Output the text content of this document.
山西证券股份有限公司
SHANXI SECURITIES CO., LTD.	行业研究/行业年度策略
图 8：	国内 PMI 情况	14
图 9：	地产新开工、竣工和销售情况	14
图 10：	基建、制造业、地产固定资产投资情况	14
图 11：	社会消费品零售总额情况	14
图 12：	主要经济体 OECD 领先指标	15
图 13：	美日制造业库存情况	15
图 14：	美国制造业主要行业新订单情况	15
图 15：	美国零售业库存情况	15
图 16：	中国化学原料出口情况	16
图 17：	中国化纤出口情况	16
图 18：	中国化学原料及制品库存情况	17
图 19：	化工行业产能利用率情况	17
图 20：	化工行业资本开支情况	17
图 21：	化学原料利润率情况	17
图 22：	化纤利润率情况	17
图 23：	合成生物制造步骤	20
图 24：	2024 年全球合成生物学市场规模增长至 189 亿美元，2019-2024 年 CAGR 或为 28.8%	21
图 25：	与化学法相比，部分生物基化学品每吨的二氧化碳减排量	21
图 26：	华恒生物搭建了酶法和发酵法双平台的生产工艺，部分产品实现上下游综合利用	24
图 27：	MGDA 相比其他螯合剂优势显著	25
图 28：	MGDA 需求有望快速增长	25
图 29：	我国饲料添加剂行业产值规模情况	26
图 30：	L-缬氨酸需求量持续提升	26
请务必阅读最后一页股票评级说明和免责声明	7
+++
_Given task_:
Establish how many lines of the records contain the string "MGDA" and state that number without elaboration.

_Task solution_:
2